>> BEGIN Recorded data

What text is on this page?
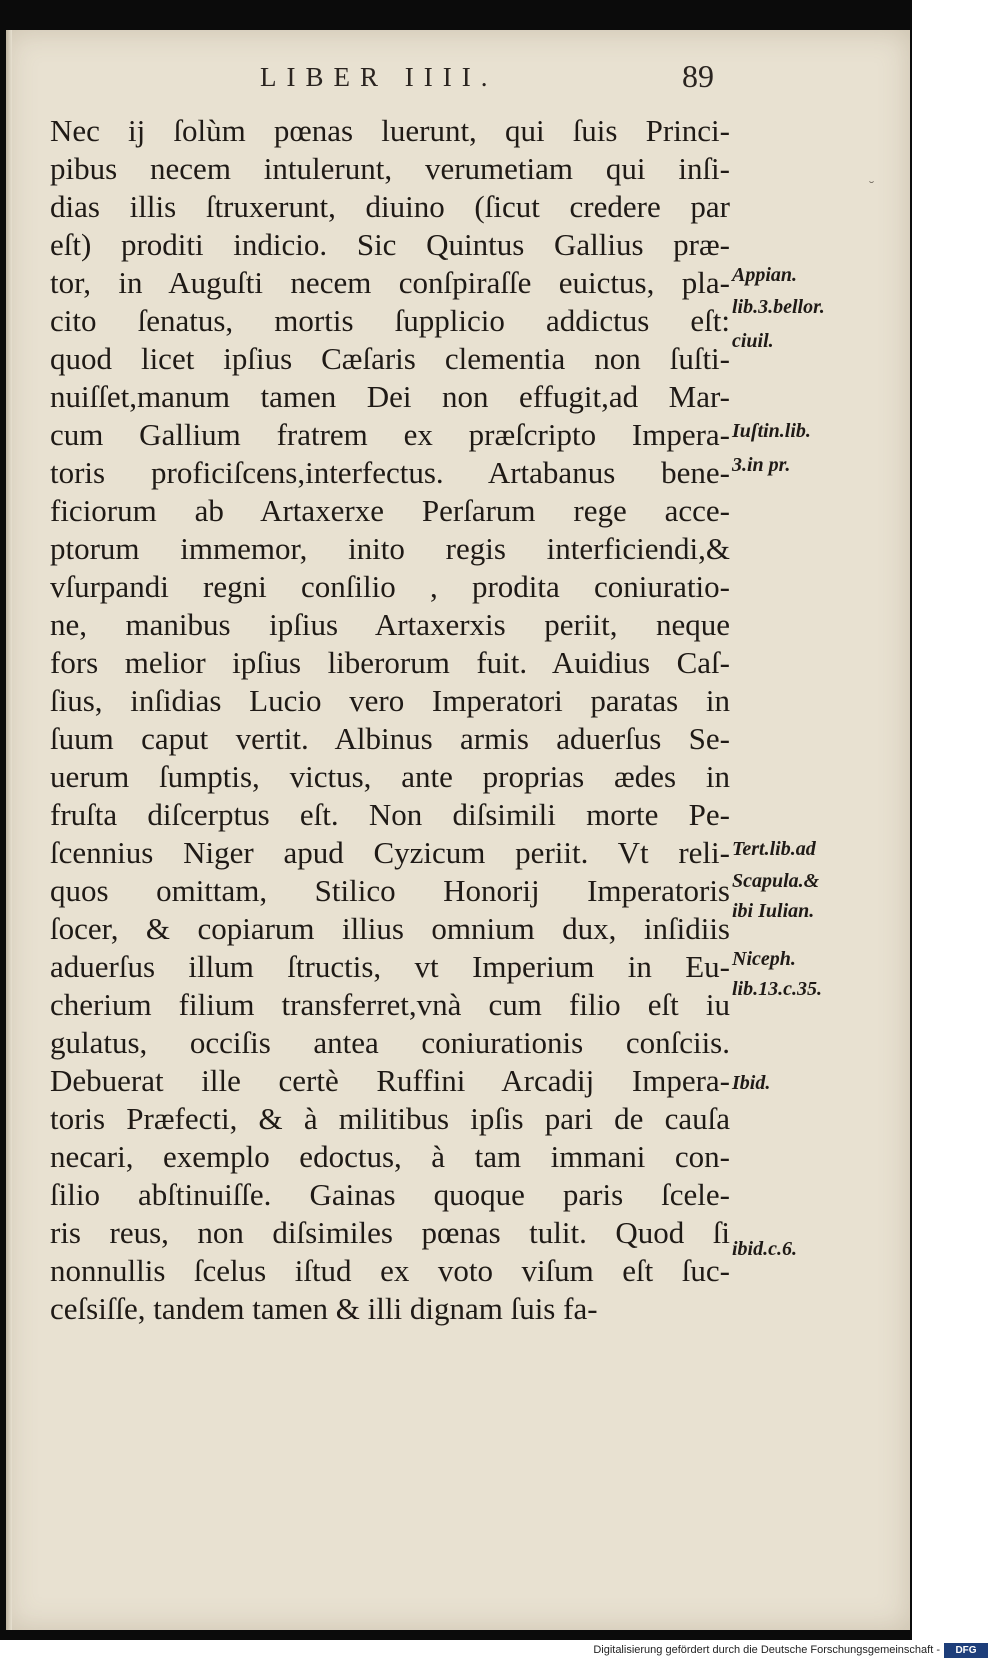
LIBER IIII.	89
Nec ij ſolùm pœnas luerunt, qui ſuis Princi-
pibus necem intulerunt, verumetiam qui inſi-
dias illis ſtruxerunt, diuino (ſicut credere par
eſt) proditi indicio. Sic Quintus Gallius præ-
tor, in Auguſti necem conſpiraſſe euictus, pla-
cito ſenatus, mortis ſupplicio addictus eſt:
quod licet ipſius Cæſaris clementia non ſuſti-
nuiſſet,manum tamen Dei non effugit,ad Mar-
cum Gallium fratrem ex præſcripto Impera-
toris proficiſcens,interfectus. Artabanus bene-
ficiorum ab Artaxerxe Perſarum rege acce-
ptorum immemor, inito regis interficiendi,&
vſurpandi regni conſilio , prodita coniuratio-
ne, manibus ipſius Artaxerxis periit, neque
fors melior ipſius liberorum fuit. Auidius Caſ-
ſius, inſidias Lucio vero Imperatori paratas in
ſuum caput vertit. Albinus armis aduerſus Se-
uerum ſumptis, victus, ante proprias ædes in
fruſta diſcerptus eſt. Non diſsimili morte Pe-
ſcennius Niger apud Cyzicum periit. Vt reli-
quos omittam, Stilico Honorij Imperatoris
ſocer, & copiarum illius omnium dux, inſidiis
aduerſus illum ſtructis, vt Imperium in Eu-
cherium filium transferret,vnà cum filio eſt iu
gulatus, occiſis antea coniurationis conſciis.
Debuerat ille certè Ruffini Arcadij Impera-
toris Præfecti, & à militibus ipſis pari de cauſa
necari, exemplo edoctus, à tam immani con-
ſilio abſtinuiſſe. Gainas quoque paris ſcele-
ris reus, non diſsimiles pœnas tulit. Quod ſi
nonnullis ſcelus iſtud ex voto viſum eſt ſuc-
ceſsiſſe, tandem tamen & illi dignam ſuis fa-
Appian.
lib.3.bellor.
ciuil.
Iuſtin.lib.
3.in pr.
Tert.lib.ad
Scapula.&
ibi Iulian.
Niceph.
lib.13.c.35.
Ibid.
ibid.c.6.
˘
Digitalisierung gefördert durch die Deutsche Forschungsgemeinschaft -	DFG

>> END Recorded data

What the task requires: Print out the material word for word, omitting the pictures.

Final result:
What text is on this page?
LIBER IIII.	89
Nec ij ſolùm pœnas luerunt, qui ſuis Princi-
pibus necem intulerunt, verumetiam qui inſi-
dias illis ſtruxerunt, diuino (ſicut credere par
eſt) proditi indicio. Sic Quintus Gallius præ-
tor, in Auguſti necem conſpiraſſe euictus, pla-
cito ſenatus, mortis ſupplicio addictus eſt:
quod licet ipſius Cæſaris clementia non ſuſti-
nuiſſet,manum tamen Dei non effugit,ad Mar-
cum Gallium fratrem ex præſcripto Impera-
toris proficiſcens,interfectus. Artabanus bene-
ficiorum ab Artaxerxe Perſarum rege acce-
ptorum immemor, inito regis interficiendi,&
vſurpandi regni conſilio , prodita coniuratio-
ne, manibus ipſius Artaxerxis periit, neque
fors melior ipſius liberorum fuit. Auidius Caſ-
ſius, inſidias Lucio vero Imperatori paratas in
ſuum caput vertit. Albinus armis aduerſus Se-
uerum ſumptis, victus, ante proprias ædes in
fruſta diſcerptus eſt. Non diſsimili morte Pe-
ſcennius Niger apud Cyzicum periit. Vt reli-
quos omittam, Stilico Honorij Imperatoris
ſocer, & copiarum illius omnium dux, inſidiis
aduerſus illum ſtructis, vt Imperium in Eu-
cherium filium transferret,vnà cum filio eſt iu
gulatus, occiſis antea coniurationis conſciis.
Debuerat ille certè Ruffini Arcadij Impera-
toris Præfecti, & à militibus ipſis pari de cauſa
necari, exemplo edoctus, à tam immani con-
ſilio abſtinuiſſe. Gainas quoque paris ſcele-
ris reus, non diſsimiles pœnas tulit. Quod ſi
nonnullis ſcelus iſtud ex voto viſum eſt ſuc-
ceſsiſſe, tandem tamen & illi dignam ſuis fa-
Appian.
lib.3.bellor.
ciuil.
Iuſtin.lib.
3.in pr.
Tert.lib.ad
Scapula.&
ibi Iulian.
Niceph.
lib.13.c.35.
Ibid.
ibid.c.6.
˘
Digitalisierung gefördert durch die Deutsche Forschungsgemeinschaft -	DFG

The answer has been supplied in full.